Exercise description. Set down each record exactly as written.

Listing.
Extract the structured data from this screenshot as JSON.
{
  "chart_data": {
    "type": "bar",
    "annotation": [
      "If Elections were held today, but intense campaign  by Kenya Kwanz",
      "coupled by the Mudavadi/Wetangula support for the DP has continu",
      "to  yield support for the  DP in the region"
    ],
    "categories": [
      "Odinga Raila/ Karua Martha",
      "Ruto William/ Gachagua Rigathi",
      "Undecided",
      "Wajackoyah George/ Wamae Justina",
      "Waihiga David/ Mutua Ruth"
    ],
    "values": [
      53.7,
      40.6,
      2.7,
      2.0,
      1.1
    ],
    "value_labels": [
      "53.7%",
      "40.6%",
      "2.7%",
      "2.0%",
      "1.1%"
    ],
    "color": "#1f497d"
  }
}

Result for this task.
Extract the structured data from this screenshot as JSON.
{
  "chart_data": {
    "type": "bar",
    "annotation": [
      "If Elections were held today, but intense campaign  by Kenya Kwanz",
      "coupled by the Mudavadi/Wetangula support for the DP has continu",
      "to  yield support for the  DP in the region"
    ],
    "categories": [
      "Odinga Raila/ Karua Martha",
      "Ruto William/ Gachagua Rigathi",
      "Undecided",
      "Wajackoyah George/ Wamae Justina",
      "Waihiga David/ Mutua Ruth"
    ],
    "values": [
      53.7,
      40.6,
      2.7,
      2.0,
      1.1
    ],
    "value_labels": [
      "53.7%",
      "40.6%",
      "2.7%",
      "2.0%",
      "1.1%"
    ],
    "color": "#1f497d"
  }
}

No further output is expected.